_Directions_
Output every entry exactly as written, skipping any pictures.

[Extracted data entries]

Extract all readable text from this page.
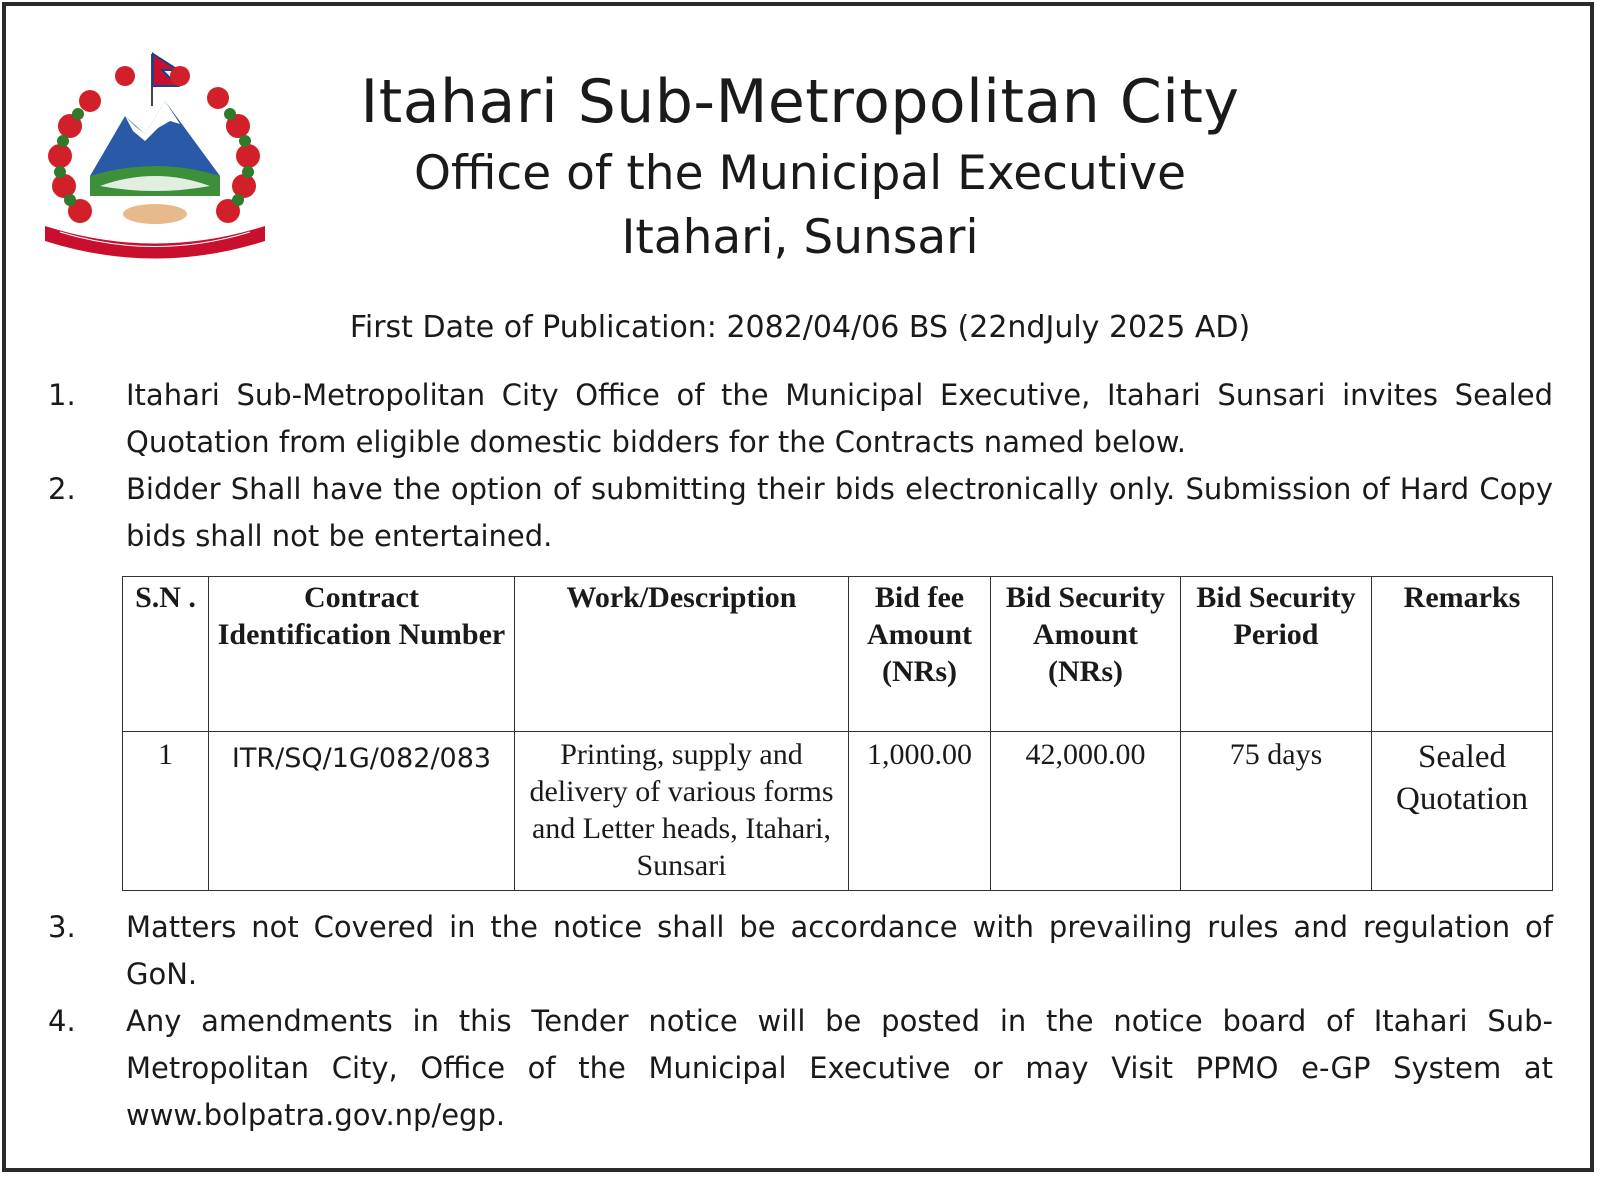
Itahari Sub-Metropolitan City
Office of the Municipal Executive
Itahari, Sunsari
First Date of Publication: 2082/04/06 BS (22ndJuly 2025 AD)
1.	Itahari Sub-Metropolitan City Office of the Municipal Executive, Itahari Sunsari invites Sealed Quotation from eligible domestic bidders for the Contracts named below.
2.	Bidder Shall have the option of submitting their bids electronically only. Submission of Hard Copy bids shall not be entertained.
S.N .	Contract Identification Number	Work/Description	Bid fee Amount (NRs)	Bid Security Amount (NRs)	Bid Security Period	Remarks
1	ITR/SQ/1G/082/083	Printing, supply and delivery of various forms and Letter heads, Itahari, Sunsari	1,000.00	42,000.00	75 days	Sealed Quotation
3.	Matters not Covered in the notice shall be accordance with prevailing rules and regulation of GoN.
4.	Any amendments in this Tender notice will be posted in the notice board of Itahari Sub-Metropolitan City, Office of the Municipal Executive or may Visit PPMO e-GP System at www.bolpatra.gov.np/egp.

_Answer to this problem_
Extract all readable text from this page.
Itahari Sub-Metropolitan City
Office of the Municipal Executive
Itahari, Sunsari
First Date of Publication: 2082/04/06 BS (22ndJuly 2025 AD)
1.	Itahari Sub-Metropolitan City Office of the Municipal Executive, Itahari Sunsari invites Sealed Quotation from eligible domestic bidders for the Contracts named below.
2.	Bidder Shall have the option of submitting their bids electronically only. Submission of Hard Copy bids shall not be entertained.
S.N .	Contract Identification Number	Work/Description	Bid fee Amount (NRs)	Bid Security Amount (NRs)	Bid Security Period	Remarks
1	ITR/SQ/1G/082/083	Printing, supply and delivery of various forms and Letter heads, Itahari, Sunsari	1,000.00	42,000.00	75 days	Sealed Quotation
3.	Matters not Covered in the notice shall be accordance with prevailing rules and regulation of GoN.
4.	Any amendments in this Tender notice will be posted in the notice board of Itahari Sub-Metropolitan City, Office of the Municipal Executive or may Visit PPMO e-GP System at www.bolpatra.gov.np/egp.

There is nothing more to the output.